:: AIM ::
Search the material below for the word "aria" and copy every line in which it occurs.

:: DATA ENTRIES ::
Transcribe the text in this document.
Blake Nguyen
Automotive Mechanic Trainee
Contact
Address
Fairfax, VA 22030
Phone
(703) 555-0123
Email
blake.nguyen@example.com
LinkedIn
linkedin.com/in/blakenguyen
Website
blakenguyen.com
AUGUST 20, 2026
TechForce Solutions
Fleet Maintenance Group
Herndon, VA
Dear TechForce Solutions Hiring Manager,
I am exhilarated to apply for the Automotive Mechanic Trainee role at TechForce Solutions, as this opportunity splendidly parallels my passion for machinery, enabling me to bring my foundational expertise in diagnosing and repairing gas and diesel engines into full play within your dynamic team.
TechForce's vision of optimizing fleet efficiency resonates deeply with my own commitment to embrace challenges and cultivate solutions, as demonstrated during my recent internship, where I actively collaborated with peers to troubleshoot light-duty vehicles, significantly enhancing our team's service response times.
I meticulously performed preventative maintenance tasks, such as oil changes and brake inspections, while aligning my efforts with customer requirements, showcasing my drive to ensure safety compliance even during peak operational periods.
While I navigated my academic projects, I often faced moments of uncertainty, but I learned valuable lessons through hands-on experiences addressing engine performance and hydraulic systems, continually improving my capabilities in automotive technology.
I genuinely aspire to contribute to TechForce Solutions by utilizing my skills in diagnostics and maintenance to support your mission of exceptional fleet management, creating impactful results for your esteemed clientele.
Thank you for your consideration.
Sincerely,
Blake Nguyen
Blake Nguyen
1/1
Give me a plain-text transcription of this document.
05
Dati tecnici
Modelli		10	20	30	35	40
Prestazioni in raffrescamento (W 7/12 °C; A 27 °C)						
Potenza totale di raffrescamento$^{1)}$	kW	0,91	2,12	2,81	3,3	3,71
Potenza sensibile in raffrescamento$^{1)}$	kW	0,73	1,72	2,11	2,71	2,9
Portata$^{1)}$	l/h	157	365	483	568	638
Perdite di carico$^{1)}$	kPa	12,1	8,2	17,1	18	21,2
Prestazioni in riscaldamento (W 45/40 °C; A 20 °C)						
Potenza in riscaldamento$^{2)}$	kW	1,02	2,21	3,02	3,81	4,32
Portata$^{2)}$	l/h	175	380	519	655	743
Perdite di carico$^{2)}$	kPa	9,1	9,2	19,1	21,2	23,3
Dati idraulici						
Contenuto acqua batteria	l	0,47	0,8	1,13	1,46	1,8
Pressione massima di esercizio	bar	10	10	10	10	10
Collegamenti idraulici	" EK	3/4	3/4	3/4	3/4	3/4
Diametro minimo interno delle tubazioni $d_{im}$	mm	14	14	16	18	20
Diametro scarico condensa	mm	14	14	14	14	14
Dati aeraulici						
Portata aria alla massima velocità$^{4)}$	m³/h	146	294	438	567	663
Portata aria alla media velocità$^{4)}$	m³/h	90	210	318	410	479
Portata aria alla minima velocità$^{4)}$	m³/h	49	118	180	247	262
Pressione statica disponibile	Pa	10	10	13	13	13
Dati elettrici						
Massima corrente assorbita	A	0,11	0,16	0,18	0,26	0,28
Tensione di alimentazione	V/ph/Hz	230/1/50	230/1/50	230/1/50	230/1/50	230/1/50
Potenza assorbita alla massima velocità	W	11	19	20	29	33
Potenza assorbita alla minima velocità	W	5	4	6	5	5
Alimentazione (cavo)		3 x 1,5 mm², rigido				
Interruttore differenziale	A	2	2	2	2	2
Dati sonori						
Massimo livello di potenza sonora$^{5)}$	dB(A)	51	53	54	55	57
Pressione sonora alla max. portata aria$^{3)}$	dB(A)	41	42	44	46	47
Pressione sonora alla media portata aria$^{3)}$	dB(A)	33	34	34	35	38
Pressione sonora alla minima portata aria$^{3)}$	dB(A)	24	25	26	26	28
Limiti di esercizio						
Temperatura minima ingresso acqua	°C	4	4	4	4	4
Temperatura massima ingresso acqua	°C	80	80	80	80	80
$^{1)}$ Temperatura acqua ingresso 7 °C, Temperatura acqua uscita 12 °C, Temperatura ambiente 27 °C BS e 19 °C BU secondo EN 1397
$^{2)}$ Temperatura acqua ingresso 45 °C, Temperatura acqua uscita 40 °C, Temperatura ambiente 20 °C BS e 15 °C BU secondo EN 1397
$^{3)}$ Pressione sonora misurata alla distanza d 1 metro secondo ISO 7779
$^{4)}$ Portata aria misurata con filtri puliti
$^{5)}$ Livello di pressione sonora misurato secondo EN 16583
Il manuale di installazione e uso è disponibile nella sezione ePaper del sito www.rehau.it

:: TASK OUTPUT ::
Portata aria alla massima velocità$^{4)}$	m³/h	146	294	438	567	663
Portata aria alla media velocità$^{4)}$	m³/h	90	210	318	410	479
Portata aria alla minima velocità$^{4)}$	m³/h	49	118	180	247	262
Pressione sonora alla max. portata aria$^{3)}$	dB(A)	41	42	44	46	47
Pressione sonora alla media portata aria$^{3)}$	dB(A)	33	34	34	35	38
Pressione sonora alla minima portata aria$^{3)}$	dB(A)	24	25	26	26	28
$^{4)}$ Portata aria misurata con filtri puliti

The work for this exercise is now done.